Study text ▸

* * *

    2. Who is in a position to plan or design these alternative organisational structures, as any attempt by someone seen as a “boss” to introduce or even facilitate such change may hinder something which needs a “letting go” to allow it to emerge?

    1. Great point. I think you’ve touched on the key to creating a participative culture, that is “letting go”, and giving people permission to “get on with it”.

      There are a number of large group methodologies for doing this such as Future Search, Appreciative Inquiry Summits, Open space technology, world cafe, to name a view. There is a fantastic overview of such methods in: Mapping Dialogue: Essential Tools for Social Change (2008), by Marianne ‘Mille” Bojer, Heiko Roehl, Marianne Knuth, Colleen Magner, ISBN 978-0-9712312-8-3
      This is well worth a read.

      As globalisation and the information revolution gathers momentum, there is a need to pay attention to the wisdom of groups, and, to help people collectively make sense of the bewildering array of information. In this context leadership should be about engaging people in inquiry and creating the conditions for collective possibilities. To do this, the leader needs to create a culture that positively supports participation through empowerment, trust and collaboration.

  2. Hi Patrick
    Thanks for this. Itis always good to think!
    My experience is that increasingly the commercial world is recognising that they need to move more into a relational and communal model and that we need test what we read from every sphere. Just to look at recent HBR research – there is “When Emotional reasoning trumps IQ” Sept 2010, “The benefits of employee wellness programmes” Dec 2010. I think I sent you MIntzberg’s piece on organisations needing to become more like communities (Feb 2009), to name a fewthat immediately spring to mind.
    The reason these work is that they recognise the importance of human flourishing in their context, and that when people flourish, things work better.

* * *

Material supplied ▸
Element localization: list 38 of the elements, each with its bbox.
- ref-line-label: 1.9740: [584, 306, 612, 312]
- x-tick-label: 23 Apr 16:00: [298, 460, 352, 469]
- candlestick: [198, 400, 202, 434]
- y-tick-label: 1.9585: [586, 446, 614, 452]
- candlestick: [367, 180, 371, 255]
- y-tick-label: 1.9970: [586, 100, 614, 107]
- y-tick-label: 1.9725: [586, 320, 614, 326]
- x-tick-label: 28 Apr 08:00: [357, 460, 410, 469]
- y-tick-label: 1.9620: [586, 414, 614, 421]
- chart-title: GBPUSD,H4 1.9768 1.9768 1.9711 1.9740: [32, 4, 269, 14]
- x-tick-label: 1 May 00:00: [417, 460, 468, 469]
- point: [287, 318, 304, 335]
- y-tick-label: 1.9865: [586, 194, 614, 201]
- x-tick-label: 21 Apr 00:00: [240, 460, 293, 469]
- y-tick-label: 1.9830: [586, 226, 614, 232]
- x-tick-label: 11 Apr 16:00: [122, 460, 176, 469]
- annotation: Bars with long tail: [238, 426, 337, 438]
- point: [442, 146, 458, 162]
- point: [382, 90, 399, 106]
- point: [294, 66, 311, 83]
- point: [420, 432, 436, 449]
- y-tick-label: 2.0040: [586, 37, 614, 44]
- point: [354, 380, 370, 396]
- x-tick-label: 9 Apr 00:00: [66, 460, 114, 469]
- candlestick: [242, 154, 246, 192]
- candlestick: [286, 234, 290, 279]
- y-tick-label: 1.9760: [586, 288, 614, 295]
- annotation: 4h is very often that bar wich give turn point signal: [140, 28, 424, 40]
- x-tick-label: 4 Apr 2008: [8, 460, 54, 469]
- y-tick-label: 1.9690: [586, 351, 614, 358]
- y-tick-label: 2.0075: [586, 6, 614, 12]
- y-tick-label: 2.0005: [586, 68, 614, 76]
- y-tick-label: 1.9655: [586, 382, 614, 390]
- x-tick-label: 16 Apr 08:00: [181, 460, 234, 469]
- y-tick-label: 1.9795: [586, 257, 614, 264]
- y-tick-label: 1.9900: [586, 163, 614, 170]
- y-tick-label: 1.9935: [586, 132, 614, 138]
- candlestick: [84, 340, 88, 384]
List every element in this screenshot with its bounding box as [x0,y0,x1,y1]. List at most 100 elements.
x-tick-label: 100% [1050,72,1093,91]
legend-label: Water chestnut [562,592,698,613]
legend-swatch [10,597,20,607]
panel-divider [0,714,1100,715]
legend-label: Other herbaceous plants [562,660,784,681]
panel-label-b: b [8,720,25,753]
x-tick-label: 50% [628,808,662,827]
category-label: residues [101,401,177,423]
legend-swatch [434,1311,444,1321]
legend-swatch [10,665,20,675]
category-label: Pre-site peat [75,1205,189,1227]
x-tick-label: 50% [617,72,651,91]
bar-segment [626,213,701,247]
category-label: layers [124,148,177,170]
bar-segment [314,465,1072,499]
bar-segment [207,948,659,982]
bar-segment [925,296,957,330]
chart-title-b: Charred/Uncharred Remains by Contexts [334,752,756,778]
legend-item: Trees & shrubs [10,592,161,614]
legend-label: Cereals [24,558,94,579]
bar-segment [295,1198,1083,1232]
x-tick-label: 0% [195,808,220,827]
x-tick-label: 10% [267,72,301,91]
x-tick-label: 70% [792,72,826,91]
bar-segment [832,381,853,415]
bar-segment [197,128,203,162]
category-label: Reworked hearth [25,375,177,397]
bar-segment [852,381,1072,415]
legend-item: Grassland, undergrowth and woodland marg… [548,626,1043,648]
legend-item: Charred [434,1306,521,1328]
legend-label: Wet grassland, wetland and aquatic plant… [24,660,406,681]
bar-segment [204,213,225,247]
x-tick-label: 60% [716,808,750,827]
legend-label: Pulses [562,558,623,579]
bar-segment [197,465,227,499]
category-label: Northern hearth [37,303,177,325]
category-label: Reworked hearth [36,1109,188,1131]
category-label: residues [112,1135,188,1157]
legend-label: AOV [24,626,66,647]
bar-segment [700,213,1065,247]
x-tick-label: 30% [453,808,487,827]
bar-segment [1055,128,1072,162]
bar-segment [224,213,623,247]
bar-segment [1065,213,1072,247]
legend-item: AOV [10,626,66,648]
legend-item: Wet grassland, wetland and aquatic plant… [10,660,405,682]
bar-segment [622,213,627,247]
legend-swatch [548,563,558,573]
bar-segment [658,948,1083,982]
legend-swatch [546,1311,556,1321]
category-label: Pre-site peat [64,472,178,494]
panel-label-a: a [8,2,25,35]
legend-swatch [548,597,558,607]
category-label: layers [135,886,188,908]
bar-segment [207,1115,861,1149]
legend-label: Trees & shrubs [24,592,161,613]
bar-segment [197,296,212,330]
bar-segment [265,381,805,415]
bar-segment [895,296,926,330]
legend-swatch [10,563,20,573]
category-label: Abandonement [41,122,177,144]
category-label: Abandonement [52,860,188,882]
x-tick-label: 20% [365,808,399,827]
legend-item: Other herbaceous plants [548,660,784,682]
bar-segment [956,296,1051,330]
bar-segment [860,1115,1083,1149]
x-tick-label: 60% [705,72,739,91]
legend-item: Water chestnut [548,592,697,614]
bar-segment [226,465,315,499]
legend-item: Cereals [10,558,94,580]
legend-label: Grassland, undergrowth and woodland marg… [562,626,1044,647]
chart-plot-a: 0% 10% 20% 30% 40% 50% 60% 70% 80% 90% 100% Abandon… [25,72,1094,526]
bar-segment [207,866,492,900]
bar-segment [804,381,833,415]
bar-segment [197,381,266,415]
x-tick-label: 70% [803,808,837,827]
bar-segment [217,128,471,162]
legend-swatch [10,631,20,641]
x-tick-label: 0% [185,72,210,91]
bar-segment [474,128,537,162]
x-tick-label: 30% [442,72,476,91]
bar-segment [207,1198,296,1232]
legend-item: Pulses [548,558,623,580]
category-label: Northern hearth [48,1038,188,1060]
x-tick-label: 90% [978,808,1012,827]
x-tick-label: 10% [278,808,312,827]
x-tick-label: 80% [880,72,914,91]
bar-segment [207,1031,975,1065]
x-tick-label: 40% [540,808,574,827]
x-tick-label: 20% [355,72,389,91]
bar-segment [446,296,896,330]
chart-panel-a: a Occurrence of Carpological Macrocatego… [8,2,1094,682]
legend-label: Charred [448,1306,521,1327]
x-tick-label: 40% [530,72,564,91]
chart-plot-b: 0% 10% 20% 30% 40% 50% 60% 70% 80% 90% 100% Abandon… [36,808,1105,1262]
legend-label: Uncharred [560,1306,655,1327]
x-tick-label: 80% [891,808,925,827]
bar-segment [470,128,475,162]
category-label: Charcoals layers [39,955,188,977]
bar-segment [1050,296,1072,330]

* * *

Problem A ▸
In the discussion of participative culture, which book is recommended for its overview of large group methodologies?
Problem B ▸
Continue the discussion of participative culture, picking up after its final sentence.

Output A ▸
Mapping Dialogue: Essential Tools for Social Change (2008)

Output B ▸
    Ithink there are things we can learn from good businesses about customer focus ad good stewardship of resources (especially people’s time and talent), but the key thing to search out is how Divine Wisdom speaks into each situation and the leadershipprinciples that flow out of this.
    I would hate us to create more of a sacred secular divide as we think about leadership; different styles,language and methodologies will work better in some sectors than in others, but the lasting principles that are founded on divine wisdom apply in every sector don’t they? We see this in the life of Daniel; a great civil servant. Perhaps we would do better to focus on Christian leadership in ever sphere and then encourage people to think about the applications of Christian principles founded on Divine wisdom, in their unique context? Thanks for making us think Patrick!

  3. Thank you for very considered comments Jill.

    1. As an eminent consultant working at the cutting edge of “both worlds” you are uniquely placed to offer this observation. It is heartening that “human flourishing” in the work context is also beginning to take centre stage in the world of commerce.

    To add to your list of articles, have you seen Michael Porter’s HBR piece on “Creating Shared Value: How to reinvent capitalism – and unleash a wave of innovation and growth” yet?

    The idea of corporate social responsibility is not a new. However, in this article Porter reframes the adage… “What’s good for business (increasing capital) is good for society” to “What’s good for society is good for business”. He argues that business needs to create profits the right way, by which he means profits that come from meeting fundamental societal needs.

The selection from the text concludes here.